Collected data
━━━━
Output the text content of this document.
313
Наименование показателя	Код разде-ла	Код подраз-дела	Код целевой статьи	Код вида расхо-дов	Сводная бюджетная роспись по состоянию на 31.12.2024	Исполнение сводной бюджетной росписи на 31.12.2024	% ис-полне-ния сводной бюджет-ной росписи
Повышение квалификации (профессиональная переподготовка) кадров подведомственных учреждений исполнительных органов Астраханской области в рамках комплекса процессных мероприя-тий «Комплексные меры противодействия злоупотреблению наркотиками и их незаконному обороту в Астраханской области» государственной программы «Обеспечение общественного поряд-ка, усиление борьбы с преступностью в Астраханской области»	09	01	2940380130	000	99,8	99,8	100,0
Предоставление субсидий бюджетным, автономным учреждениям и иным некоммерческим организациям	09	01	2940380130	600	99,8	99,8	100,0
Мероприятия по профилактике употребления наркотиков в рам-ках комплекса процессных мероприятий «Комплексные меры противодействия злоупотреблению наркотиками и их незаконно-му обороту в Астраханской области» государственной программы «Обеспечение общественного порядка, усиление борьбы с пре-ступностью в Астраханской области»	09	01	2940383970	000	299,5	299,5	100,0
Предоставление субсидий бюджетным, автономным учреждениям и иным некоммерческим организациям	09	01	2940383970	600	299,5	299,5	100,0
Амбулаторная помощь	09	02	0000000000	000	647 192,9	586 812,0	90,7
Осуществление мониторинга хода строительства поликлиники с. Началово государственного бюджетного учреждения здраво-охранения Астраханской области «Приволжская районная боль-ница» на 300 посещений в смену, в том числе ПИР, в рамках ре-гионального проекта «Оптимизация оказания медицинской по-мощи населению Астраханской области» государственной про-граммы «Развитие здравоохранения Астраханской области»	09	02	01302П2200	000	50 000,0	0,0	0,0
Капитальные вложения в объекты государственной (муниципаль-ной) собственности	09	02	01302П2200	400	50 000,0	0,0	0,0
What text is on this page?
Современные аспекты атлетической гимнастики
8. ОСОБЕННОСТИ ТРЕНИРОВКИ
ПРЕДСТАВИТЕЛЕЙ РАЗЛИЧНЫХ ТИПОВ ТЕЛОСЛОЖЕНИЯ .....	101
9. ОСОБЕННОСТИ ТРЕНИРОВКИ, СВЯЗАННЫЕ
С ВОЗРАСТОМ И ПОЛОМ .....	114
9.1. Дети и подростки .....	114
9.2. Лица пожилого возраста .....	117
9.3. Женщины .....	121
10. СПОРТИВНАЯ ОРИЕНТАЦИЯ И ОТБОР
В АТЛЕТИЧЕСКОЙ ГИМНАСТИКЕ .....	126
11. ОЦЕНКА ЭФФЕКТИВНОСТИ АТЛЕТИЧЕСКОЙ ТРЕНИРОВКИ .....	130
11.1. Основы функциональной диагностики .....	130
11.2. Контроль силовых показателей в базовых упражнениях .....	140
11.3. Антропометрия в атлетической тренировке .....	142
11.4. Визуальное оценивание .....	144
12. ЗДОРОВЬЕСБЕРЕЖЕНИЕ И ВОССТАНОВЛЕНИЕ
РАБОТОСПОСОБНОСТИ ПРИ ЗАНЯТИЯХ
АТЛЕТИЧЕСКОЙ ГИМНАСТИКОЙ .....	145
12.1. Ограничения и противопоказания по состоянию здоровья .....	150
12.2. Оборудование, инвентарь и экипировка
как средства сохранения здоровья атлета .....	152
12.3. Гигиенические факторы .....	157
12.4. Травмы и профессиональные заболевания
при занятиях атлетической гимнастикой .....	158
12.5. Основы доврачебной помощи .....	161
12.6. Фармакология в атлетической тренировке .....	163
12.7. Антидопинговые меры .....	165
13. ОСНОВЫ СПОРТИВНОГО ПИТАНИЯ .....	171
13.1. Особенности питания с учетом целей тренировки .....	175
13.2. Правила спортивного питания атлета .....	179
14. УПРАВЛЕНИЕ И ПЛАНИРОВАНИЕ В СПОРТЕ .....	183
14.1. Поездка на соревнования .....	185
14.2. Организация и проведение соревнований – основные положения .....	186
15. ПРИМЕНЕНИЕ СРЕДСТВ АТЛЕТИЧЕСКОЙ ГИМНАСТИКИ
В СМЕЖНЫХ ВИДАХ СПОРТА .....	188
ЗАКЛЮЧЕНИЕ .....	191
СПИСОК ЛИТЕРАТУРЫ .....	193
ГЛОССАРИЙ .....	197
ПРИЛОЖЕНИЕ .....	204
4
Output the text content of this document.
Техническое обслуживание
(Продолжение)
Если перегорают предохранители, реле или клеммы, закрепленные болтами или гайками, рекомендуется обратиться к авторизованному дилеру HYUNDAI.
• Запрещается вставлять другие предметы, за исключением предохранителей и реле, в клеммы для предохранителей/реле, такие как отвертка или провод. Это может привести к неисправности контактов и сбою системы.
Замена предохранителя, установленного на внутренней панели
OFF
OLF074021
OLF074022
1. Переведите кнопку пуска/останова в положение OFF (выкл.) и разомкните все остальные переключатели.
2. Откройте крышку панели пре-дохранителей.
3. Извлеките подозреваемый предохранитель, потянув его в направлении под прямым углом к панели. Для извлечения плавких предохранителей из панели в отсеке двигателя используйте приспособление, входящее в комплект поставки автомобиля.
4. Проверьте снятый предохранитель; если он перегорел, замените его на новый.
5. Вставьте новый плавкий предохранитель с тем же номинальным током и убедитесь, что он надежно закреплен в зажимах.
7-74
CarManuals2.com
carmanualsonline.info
━━━━
Exercise objective:
Count the lines of the material that include the word "предохранителей", then state only the total.

Solution to the problem:
2